This is my contribution to the MilBlogs And Friends Special Edition of the Sixtieth Anniversary of D-Day, organized by BlackFive and Greyhawk of the Mudville Gazette.
Maybe it is because I grew up in a small town of 350 people, and I understand a little about the dynamics of the social fabric in small communities, but one story that has always stood out to me among all of the tales of heroism on D-Day, June 6th, 1944, is the extreme sacrifice made by a small community near the Blue Ridge Mountains. This is my tribute to the men of Bedford, VA (as well as all who fought in WWII and on D-Day), and while not as thorough and intricate as the work done by Alex Kershaw in his wonderful book The Bedford Boys, perhaps I can do my small part to help keep their story alive.
In my small town of Bethany, WV, my next door neighbor was the mother of the Postmaster; her other sons ran the town’s General Store. My other neighbor was the father of the Fire Chief. My dad was mayor, my good friend’s dad was the town minister, all of my friend’s fathers were either our baseball or soccer coaches, our Cub Scout and Boy scout leaders, the elders in the church, members of the town council, volunteer firemen, or some other vital part of the intricate patchwork that holds together small communities. The same can most likely be said about the town of Bedford, VA, and this should help to illustrate how much they sacrificed on D-Day.
Whether or not Bedford, VA, experienced the highest casualty rate in combat in WWII or not, there are some indisputable facts that should be told and retold. On June 6th, 1944, the largest invasion force ever assembled approached the beaches of Normandy. The force was composed of:
9 battleships, 23 cruisers, 104 destroyers, and 71 large landing craft of various descriptions as well as troop transports, mine sweepers, and merchantmen-in all, nearly 5,000 ships of every type, the largest armada ever assembled.
Huddling together seasick on one of those ships were 33 men, volunteers, from the community of Bedford, VA (population 3400), all members of A Company, 116th Regiment, 29th Division.
According to Stephen Ambrose in D-Day:
The Overlord plan for Omaha was elaborate and precise. it had the 116th Regiment of the 29th Division (attached to the 1st division for this day only) going in on the right (west), supported by C Company of the 2nd ranger Batallion. The 16th Regiment of the 1st division would go in on the left.
This detailed map shows the over-all plans for all the beaches, while this smaller map lists the exact breakdown for Omaha Beach. The men of the 116th were responsible for Dog Green through Easy Green, tied in to the 16th Regiment, 1st Division on their left (to the east) and on their right (to the west) by C Company of the 2nd Ranger Battalion (made famous by the film Saving Private Ryan). Unfortunately for the men of Company A, 116th- they were the only ones to land when they were supposed where they were supposed to, and this led to almost total devastation.

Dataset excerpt
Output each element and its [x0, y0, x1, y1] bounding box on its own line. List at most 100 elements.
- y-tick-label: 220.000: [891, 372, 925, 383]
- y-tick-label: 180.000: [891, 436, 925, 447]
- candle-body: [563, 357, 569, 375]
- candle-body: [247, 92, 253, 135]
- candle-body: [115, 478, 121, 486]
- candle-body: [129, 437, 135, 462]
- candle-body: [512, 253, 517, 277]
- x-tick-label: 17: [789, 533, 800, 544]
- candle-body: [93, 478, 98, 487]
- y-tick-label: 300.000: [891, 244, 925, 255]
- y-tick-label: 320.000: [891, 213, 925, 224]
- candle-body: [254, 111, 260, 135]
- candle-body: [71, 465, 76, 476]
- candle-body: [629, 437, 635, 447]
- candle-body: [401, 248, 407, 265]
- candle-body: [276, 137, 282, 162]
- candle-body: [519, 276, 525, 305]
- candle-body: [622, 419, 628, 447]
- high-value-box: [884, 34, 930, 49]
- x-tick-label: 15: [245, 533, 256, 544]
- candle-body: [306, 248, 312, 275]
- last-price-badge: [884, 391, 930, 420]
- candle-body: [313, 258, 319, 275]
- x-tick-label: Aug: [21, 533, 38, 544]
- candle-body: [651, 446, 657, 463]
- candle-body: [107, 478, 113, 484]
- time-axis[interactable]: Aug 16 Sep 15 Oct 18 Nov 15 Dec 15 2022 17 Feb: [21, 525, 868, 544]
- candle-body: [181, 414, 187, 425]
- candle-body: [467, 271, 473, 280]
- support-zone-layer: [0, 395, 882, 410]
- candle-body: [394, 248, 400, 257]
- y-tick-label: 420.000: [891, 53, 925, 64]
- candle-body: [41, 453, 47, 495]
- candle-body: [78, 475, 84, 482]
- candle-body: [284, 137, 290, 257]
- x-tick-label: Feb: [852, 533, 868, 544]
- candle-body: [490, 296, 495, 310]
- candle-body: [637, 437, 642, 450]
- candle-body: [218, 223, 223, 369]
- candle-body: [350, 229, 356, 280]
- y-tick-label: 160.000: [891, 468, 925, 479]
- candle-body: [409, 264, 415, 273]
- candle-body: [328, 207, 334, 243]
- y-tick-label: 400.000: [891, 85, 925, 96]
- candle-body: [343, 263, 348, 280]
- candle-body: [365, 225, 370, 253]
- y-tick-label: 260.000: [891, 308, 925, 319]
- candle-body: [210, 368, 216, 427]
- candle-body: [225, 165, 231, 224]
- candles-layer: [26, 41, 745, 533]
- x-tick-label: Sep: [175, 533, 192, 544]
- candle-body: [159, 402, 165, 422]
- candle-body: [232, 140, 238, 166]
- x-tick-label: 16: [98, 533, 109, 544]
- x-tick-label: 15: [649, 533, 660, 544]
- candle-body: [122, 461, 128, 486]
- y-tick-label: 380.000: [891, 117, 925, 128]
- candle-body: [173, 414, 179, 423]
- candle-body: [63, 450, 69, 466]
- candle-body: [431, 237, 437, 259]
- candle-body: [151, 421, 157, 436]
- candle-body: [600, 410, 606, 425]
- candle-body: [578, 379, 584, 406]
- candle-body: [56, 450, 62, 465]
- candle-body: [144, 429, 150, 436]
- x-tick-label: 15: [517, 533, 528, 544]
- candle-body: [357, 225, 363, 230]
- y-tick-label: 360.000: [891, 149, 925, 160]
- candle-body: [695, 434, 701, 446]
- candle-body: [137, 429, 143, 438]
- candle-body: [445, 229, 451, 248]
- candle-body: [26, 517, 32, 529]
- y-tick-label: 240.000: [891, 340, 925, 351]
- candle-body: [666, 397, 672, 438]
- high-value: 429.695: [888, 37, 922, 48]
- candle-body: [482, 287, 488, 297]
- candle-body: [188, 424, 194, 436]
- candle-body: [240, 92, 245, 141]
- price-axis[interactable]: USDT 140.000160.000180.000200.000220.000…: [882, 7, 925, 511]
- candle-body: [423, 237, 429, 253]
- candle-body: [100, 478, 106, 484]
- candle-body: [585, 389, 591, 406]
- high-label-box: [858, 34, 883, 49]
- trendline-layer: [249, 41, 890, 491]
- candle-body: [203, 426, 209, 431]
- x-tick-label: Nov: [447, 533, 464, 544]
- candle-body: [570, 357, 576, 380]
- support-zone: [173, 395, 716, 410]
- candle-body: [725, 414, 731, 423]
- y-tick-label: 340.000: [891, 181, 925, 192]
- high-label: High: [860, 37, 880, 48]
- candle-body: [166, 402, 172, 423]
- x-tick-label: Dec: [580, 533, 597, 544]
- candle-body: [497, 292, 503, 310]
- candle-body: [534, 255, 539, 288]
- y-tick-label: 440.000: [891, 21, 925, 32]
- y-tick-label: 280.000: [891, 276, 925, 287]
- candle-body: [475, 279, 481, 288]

:: Tasks to perform ::
1: Do these statements agree with the Bedford D-Day text? For each, answer yes or no and quote the words of the text that decide it.
(a) The writer grew up in a town of 350 people.
(b) The 33 men from Bedford had been drafted.
(c) Under the Overlord plan, the 116th Regiment was to land on the left (east) at Omaha.
2: Continue the Bedford D-Day text from the point where it ends.

:: Per-task answers ::
1:
(a) Yes: "I grew up in a small town of 350 people"
(b) No: "33 men, volunteers, from the community of Bedford, VA"
(c) No: "going in on the right (west)"

2:
This pillbox/gun emplacement was at the far west of Dog Green, placed at an oblique angle to rake across the beach, rather than facing directly at sea. It helps to display both the type of overlapping fire the men faced, as well as the difficulty of the terrain.
Having passed their armor support as it was washed away by wayward currents in the choppy seas, the men landed short of the beach, seasick, and in the line of fire of well placed pre-positioned mortar, artillery, and 88-Millimeter fire, as well as directly in front of German pillboxes with accurately placed overlapping fields of fire. Records indicate that the following faced the men of Company A:
– 8 concrete bunkers with artillery
– 35 pillboxes
– 4 artillery batteries
– 6 mortar pits
– 18 anti-tank guns
– 35 rocket launcher sites
– 85 machine gun sites
– 6 tank turrets
Trenches and firing positions connect hardened pillboxes and concrete bunkers atop the bluffs at Omaha Beach, providing excellent fields of ire for German defenders.
While the men of Company A had been told that there would be tanks to support them, craters on the beaches created by preparatory naval and air bombardment to help provide cover, none of this was to be true. Anti-aircraft fire had made the allied bombing runs inaccurate, landing well within land and not on the beach as needed, the naval bombardments had likewise failed to ‘soften’ the beach.
Instead, the men were greeted with a beach as flat as a pancake, littered with anti-landing craft obstacles, to add to the chaos created by the extremely choppy seas, the accompanying sea-sickness, and the anti-sea-sickness pills which served to do nothing but sedate the men.
The men had been promised that they would have cover and covering fire provided by “DD tank,” amphibious Sherman tanks (a great picture of a one of “Hobart’s Funnies” can be seen here, as well as a description of the funnies and a great diagram here). Unfortunately, a separate tragedy befell those brave armor crewman, as choppy waters in the channel sank all but 2 of the 29 tanks that were supposed to land prior to and with the men of the 116th.
As this landing diagram notes, the entire Co. B, of the 743 Tank Battalion, with her entire contingent of 16 Shermans were supposed to hit the beach at H-5, or 6:25 am.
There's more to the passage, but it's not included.